* [Task objective]:
Copy the material below word for word, line by line, omitting the pictures.

++++++

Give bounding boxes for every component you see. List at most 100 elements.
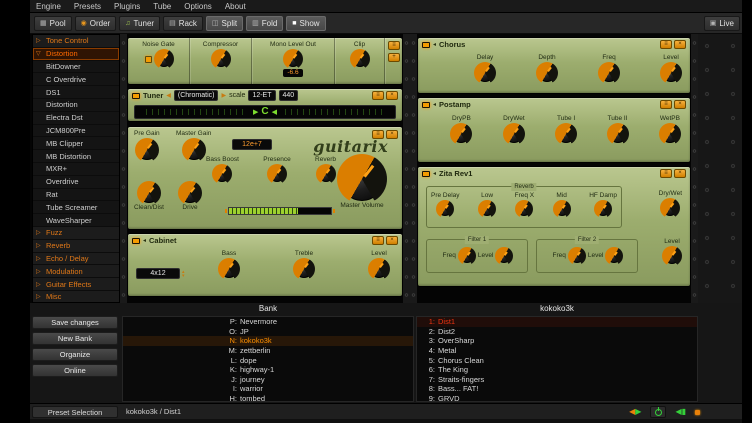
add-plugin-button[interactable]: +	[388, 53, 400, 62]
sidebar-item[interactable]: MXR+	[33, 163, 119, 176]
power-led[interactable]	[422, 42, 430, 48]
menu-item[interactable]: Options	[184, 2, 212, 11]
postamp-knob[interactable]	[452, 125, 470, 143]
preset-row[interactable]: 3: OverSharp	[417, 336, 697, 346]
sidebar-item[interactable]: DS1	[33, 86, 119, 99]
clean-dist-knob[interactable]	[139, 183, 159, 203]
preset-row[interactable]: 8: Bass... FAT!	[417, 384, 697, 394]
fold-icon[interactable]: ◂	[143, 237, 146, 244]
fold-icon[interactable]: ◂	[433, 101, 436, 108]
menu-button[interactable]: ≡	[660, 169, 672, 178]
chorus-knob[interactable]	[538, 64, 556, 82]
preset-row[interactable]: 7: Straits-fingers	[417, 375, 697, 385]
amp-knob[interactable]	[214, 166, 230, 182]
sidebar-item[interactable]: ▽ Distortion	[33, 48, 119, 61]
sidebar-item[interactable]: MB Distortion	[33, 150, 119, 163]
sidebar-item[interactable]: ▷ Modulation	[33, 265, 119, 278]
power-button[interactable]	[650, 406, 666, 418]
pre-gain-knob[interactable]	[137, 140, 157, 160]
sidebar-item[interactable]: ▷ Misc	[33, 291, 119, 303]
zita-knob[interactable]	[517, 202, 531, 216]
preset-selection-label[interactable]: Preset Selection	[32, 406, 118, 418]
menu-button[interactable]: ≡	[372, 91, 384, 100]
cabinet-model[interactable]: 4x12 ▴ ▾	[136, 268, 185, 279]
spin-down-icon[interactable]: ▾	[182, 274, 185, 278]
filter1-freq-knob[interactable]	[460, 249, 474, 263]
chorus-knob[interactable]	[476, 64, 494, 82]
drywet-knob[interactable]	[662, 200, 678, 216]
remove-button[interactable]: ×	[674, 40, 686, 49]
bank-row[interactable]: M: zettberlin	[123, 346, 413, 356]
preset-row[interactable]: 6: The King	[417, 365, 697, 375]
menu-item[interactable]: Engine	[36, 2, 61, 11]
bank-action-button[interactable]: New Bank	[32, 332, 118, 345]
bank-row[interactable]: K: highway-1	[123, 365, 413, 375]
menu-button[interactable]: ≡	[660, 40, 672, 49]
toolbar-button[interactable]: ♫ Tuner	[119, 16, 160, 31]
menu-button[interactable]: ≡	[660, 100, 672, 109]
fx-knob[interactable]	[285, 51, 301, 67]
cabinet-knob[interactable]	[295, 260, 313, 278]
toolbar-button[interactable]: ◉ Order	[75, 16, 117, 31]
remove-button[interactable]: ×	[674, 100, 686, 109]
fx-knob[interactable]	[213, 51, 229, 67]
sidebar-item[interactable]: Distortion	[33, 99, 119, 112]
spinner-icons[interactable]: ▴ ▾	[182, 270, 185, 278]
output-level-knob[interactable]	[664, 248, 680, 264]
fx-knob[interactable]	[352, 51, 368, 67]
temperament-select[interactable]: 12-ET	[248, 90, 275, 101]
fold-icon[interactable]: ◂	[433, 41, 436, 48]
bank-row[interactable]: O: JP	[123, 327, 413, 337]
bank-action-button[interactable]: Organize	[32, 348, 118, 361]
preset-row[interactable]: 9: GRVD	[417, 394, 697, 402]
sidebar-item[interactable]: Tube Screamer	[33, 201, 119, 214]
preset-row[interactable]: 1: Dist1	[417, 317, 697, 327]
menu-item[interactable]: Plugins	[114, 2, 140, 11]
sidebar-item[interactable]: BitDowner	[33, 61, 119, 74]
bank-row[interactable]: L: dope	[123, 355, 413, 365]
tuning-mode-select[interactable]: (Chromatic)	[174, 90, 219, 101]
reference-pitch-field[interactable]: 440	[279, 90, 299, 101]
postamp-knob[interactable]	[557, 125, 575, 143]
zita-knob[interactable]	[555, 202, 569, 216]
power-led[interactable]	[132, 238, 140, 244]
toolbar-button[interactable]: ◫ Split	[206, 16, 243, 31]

++++++

* [Full response]:
Give bounding boxes for every component you see. List at most 100 elements.
add-plugin-button[interactable]: +	[388, 53, 400, 62]
sidebar-item[interactable]: MXR+	[33, 163, 119, 176]
power-led[interactable]	[422, 42, 430, 48]
menu-item[interactable]: Options	[184, 2, 212, 11]
postamp-knob[interactable]	[452, 125, 470, 143]
preset-row[interactable]: 3: OverSharp	[417, 336, 697, 346]
sidebar-item[interactable]: DS1	[33, 86, 119, 99]
clean-dist-knob[interactable]	[139, 183, 159, 203]
preset-row[interactable]: 8: Bass... FAT!	[417, 384, 697, 394]
fold-icon[interactable]: ◂	[143, 237, 146, 244]
fold-icon[interactable]: ◂	[433, 101, 436, 108]
menu-button[interactable]: ≡	[660, 169, 672, 178]
chorus-knob[interactable]	[538, 64, 556, 82]
preset-row[interactable]: 7: Straits-fingers	[417, 375, 697, 385]
amp-knob[interactable]	[214, 166, 230, 182]
sidebar-item[interactable]: ▽ Distortion	[33, 48, 119, 61]
sidebar-item[interactable]: MB Distortion	[33, 150, 119, 163]
sidebar-item[interactable]: ▷ Modulation	[33, 265, 119, 278]
power-button[interactable]	[650, 406, 666, 418]
pre-gain-knob[interactable]	[137, 140, 157, 160]
sidebar-item[interactable]: ▷ Misc	[33, 291, 119, 303]
zita-knob[interactable]	[517, 202, 531, 216]
preset-selection-label[interactable]: Preset Selection	[32, 406, 118, 418]
menu-button[interactable]: ≡	[372, 91, 384, 100]
cabinet-model[interactable]: 4x12 ▴ ▾	[136, 268, 185, 279]
spin-down-icon[interactable]: ▾	[182, 274, 185, 278]
filter1-freq-knob[interactable]	[460, 249, 474, 263]
chorus-knob[interactable]	[476, 64, 494, 82]
drywet-knob[interactable]	[662, 200, 678, 216]
remove-button[interactable]: ×	[674, 40, 686, 49]
bank-row[interactable]: M: zettberlin	[123, 346, 413, 356]
preset-row[interactable]: 6: The King	[417, 365, 697, 375]
menu-item[interactable]: Engine	[36, 2, 61, 11]
bank-action-button[interactable]: New Bank	[32, 332, 118, 345]
bank-row[interactable]: K: highway-1	[123, 365, 413, 375]
menu-button[interactable]: ≡	[660, 40, 672, 49]
toolbar-button[interactable]: ♫ Tuner	[119, 16, 160, 31]
menu-button[interactable]: ≡	[660, 100, 672, 109]
fx-knob[interactable]	[285, 51, 301, 67]
cabinet-knob[interactable]	[295, 260, 313, 278]
toolbar-button[interactable]: ◉ Order	[75, 16, 117, 31]
remove-button[interactable]: ×	[674, 100, 686, 109]
fx-knob[interactable]	[213, 51, 229, 67]
sidebar-item[interactable]: Distortion	[33, 99, 119, 112]
spinner-icons[interactable]: ▴ ▾	[182, 270, 185, 278]
output-level-knob[interactable]	[664, 248, 680, 264]
fx-knob[interactable]	[352, 51, 368, 67]
temperament-select[interactable]: 12-ET	[248, 90, 275, 101]
fold-icon[interactable]: ◂	[433, 41, 436, 48]
bank-row[interactable]: O: JP	[123, 327, 413, 337]
bank-action-button[interactable]: Organize	[32, 348, 118, 361]
preset-row[interactable]: 9: GRVD	[417, 394, 697, 402]
sidebar-item[interactable]: Tube Screamer	[33, 201, 119, 214]
preset-row[interactable]: 1: Dist1	[417, 317, 697, 327]
menu-item[interactable]: Plugins	[114, 2, 140, 11]
sidebar-item[interactable]: BitDowner	[33, 61, 119, 74]
bank-row[interactable]: L: dope	[123, 355, 413, 365]
tuning-mode-select[interactable]: (Chromatic)	[174, 90, 219, 101]
reference-pitch-field[interactable]: 440	[279, 90, 299, 101]
postamp-knob[interactable]	[557, 125, 575, 143]
zita-knob[interactable]	[555, 202, 569, 216]
power-led[interactable]	[132, 238, 140, 244]
toolbar-button[interactable]: ◫ Split	[206, 16, 243, 31]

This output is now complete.